= Task data =
* * * * *
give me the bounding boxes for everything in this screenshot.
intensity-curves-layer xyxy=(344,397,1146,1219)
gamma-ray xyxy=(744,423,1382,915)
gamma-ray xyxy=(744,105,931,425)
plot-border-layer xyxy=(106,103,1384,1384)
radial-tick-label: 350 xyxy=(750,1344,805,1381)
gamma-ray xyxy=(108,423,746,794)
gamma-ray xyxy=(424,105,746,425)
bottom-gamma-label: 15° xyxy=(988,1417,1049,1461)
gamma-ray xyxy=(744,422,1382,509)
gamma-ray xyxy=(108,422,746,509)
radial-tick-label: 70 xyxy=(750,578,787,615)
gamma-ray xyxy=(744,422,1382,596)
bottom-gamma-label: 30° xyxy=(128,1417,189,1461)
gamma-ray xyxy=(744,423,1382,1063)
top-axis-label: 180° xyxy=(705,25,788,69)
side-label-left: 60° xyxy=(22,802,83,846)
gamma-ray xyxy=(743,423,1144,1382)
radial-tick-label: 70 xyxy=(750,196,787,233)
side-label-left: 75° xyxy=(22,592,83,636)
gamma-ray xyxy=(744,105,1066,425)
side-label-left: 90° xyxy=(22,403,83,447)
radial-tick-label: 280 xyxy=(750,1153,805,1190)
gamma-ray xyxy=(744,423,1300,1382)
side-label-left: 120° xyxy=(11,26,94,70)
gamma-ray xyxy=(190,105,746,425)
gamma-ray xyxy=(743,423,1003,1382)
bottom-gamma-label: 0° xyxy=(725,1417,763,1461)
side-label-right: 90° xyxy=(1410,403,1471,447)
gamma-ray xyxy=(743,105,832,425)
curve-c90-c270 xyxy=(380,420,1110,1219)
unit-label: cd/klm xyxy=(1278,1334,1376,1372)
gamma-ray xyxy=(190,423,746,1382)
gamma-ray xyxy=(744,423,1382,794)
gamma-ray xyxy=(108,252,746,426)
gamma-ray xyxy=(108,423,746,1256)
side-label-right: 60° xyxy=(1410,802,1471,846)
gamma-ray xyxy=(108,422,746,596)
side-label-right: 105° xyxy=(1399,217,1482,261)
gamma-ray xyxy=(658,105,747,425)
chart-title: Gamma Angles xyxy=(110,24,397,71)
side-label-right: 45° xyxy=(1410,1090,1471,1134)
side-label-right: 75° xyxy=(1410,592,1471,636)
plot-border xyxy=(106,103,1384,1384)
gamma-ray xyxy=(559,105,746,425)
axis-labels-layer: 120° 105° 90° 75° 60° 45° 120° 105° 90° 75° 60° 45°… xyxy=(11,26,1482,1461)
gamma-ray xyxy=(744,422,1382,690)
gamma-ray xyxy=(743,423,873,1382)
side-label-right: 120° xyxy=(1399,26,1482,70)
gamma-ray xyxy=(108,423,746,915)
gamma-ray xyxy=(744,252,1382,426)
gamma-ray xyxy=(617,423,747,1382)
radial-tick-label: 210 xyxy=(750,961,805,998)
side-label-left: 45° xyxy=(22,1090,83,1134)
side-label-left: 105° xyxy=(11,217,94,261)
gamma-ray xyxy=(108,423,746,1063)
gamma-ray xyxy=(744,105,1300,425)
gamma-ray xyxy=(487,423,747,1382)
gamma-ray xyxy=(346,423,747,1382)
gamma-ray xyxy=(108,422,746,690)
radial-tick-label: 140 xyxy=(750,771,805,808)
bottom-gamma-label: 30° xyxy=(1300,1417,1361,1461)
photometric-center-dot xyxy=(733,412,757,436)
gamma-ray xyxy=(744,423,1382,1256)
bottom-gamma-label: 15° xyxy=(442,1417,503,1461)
* * * * *
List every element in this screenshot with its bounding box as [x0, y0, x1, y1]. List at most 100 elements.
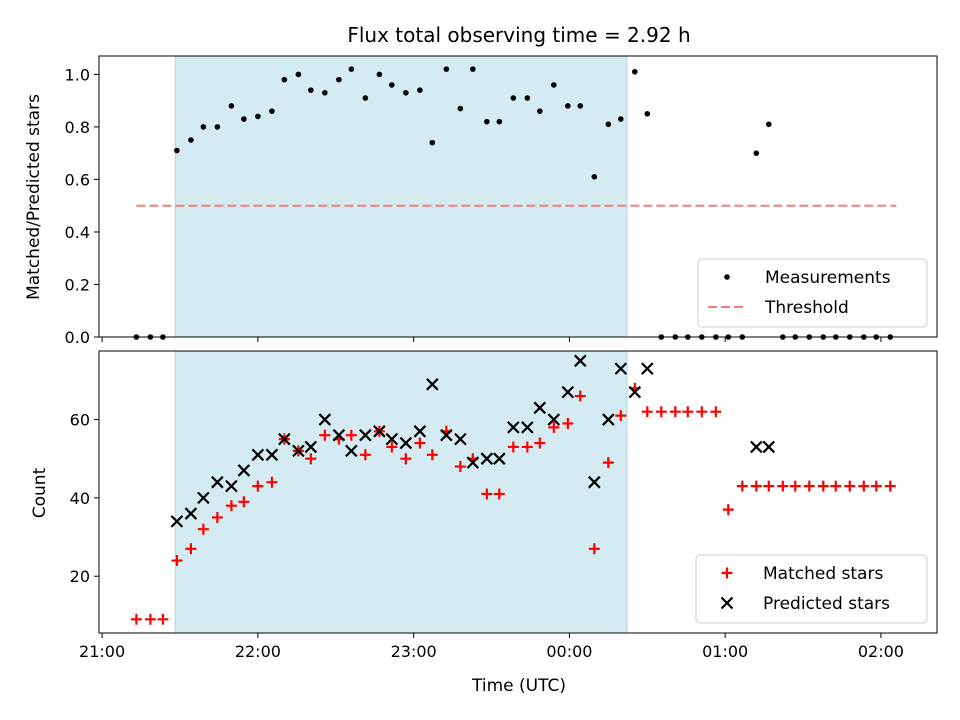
* * * * *
= What you have to do =
Reproduce the lines of the material verbatim, from the line containing "give me the" through the line containing "gamma-ray xyxy=(744,423,1382,1063)", including both of those lines.

= Expected answer =
give me the bounding boxes for everything in this screenshot.
intensity-curves-layer xyxy=(344,397,1146,1219)
gamma-ray xyxy=(744,423,1382,915)
gamma-ray xyxy=(744,105,931,425)
plot-border-layer xyxy=(106,103,1384,1384)
radial-tick-label: 350 xyxy=(750,1344,805,1381)
gamma-ray xyxy=(108,423,746,794)
gamma-ray xyxy=(424,105,746,425)
bottom-gamma-label: 15° xyxy=(988,1417,1049,1461)
gamma-ray xyxy=(744,422,1382,509)
gamma-ray xyxy=(108,422,746,509)
radial-tick-label: 70 xyxy=(750,578,787,615)
gamma-ray xyxy=(744,422,1382,596)
bottom-gamma-label: 30° xyxy=(128,1417,189,1461)
gamma-ray xyxy=(744,423,1382,1063)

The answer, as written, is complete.